[Begin RECORDS SHOWN]

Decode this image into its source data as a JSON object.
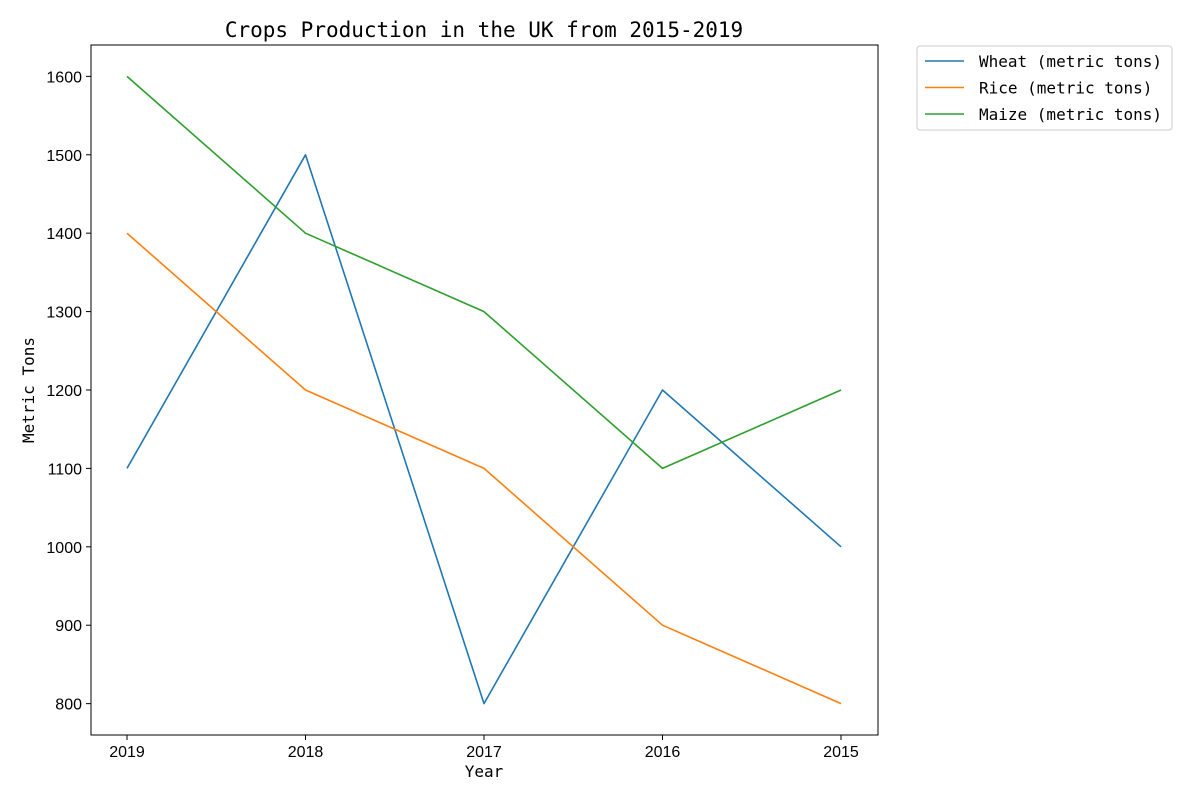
{
  "chart_data": {
    "type": "line",
    "title": "Crops Production in the UK from 2015-2019",
    "xlabel": "Year",
    "ylabel": "Metric Tons",
    "categories": [
      "2019",
      "2018",
      "2017",
      "2016",
      "2015"
    ],
    "series": [
      {
        "name": "Wheat (metric tons)",
        "values": [
          1100,
          1500,
          800,
          1200,
          1000
        ],
        "color": "#1f77b4"
      },
      {
        "name": "Rice (metric tons)",
        "values": [
          1400,
          1200,
          1100,
          900,
          800
        ],
        "color": "#ff7f0e"
      },
      {
        "name": "Maize (metric tons)",
        "values": [
          1600,
          1400,
          1300,
          1100,
          1200
        ],
        "color": "#2ca02c"
      }
    ],
    "ylim": [
      760,
      1640
    ],
    "yticks": [
      800,
      900,
      1000,
      1100,
      1200,
      1300,
      1400,
      1500,
      1600
    ],
    "grid": false,
    "legend_placement": "outside-top-right"
  }
}
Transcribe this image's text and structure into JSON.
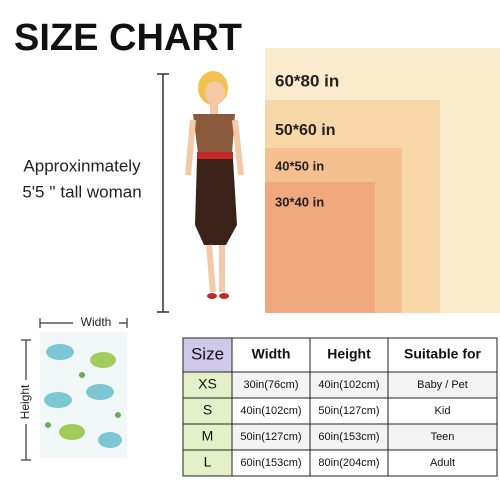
{
  "header": {
    "title": "SIZE CHART"
  },
  "figure": {
    "note_line1": "Approxinmately",
    "note_line2": "5'5 '' tall woman"
  },
  "blankets": [
    "60*80 in",
    "50*60 in",
    "40*50 in",
    "30*40 in"
  ],
  "sample": {
    "width_label": "Width",
    "height_label": "Height"
  },
  "table": {
    "header": [
      "Size",
      "Width",
      "Height",
      "Suitable for"
    ],
    "rows": [
      [
        "XS",
        "30in(76cm)",
        "40in(102cm)",
        "Baby / Pet"
      ],
      [
        "S",
        "40in(102cm)",
        "50in(127cm)",
        "Kid"
      ],
      [
        "M",
        "50in(127cm)",
        "60in(153cm)",
        "Teen"
      ],
      [
        "L",
        "60in(153cm)",
        "80in(204cm)",
        "Adult"
      ]
    ]
  }
}
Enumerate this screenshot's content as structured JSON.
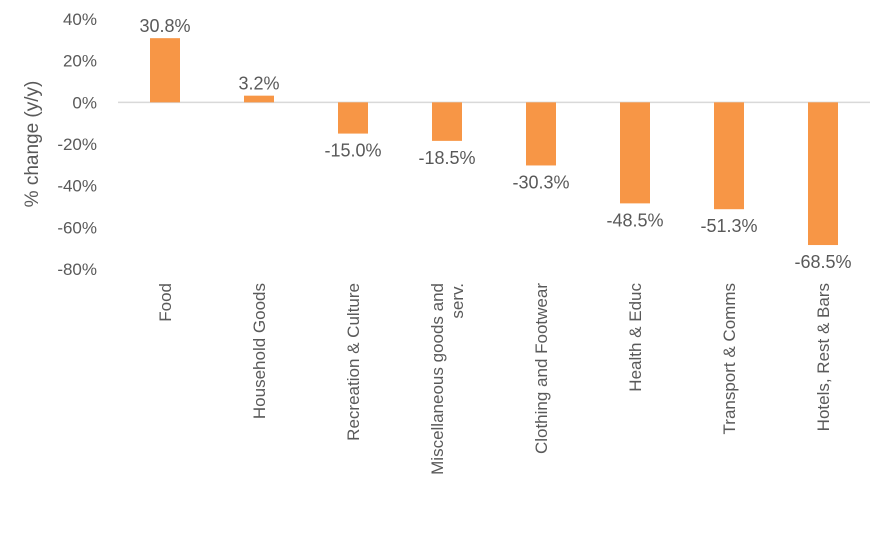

[End RECORDS SHOWN]

Set down, unchanged, only the lines running from the line with "Transcribe this image's" to the last line, including both. Pictures stay out of the copy.

*OUTPUT*
Transcribe this image's text and structure into JSON.
{
  "header": {
    "title": "SIZE CHART"
  },
  "figure": {
    "note_line1": "Approxinmately",
    "note_line2": "5'5 '' tall woman"
  },
  "blankets": [
    "60*80 in",
    "50*60 in",
    "40*50 in",
    "30*40 in"
  ],
  "sample": {
    "width_label": "Width",
    "height_label": "Height"
  },
  "table": {
    "header": [
      "Size",
      "Width",
      "Height",
      "Suitable for"
    ],
    "rows": [
      [
        "XS",
        "30in(76cm)",
        "40in(102cm)",
        "Baby / Pet"
      ],
      [
        "S",
        "40in(102cm)",
        "50in(127cm)",
        "Kid"
      ],
      [
        "M",
        "50in(127cm)",
        "60in(153cm)",
        "Teen"
      ],
      [
        "L",
        "60in(153cm)",
        "80in(204cm)",
        "Adult"
      ]
    ]
  }
}
Enumerate this screenshot's content as structured JSON.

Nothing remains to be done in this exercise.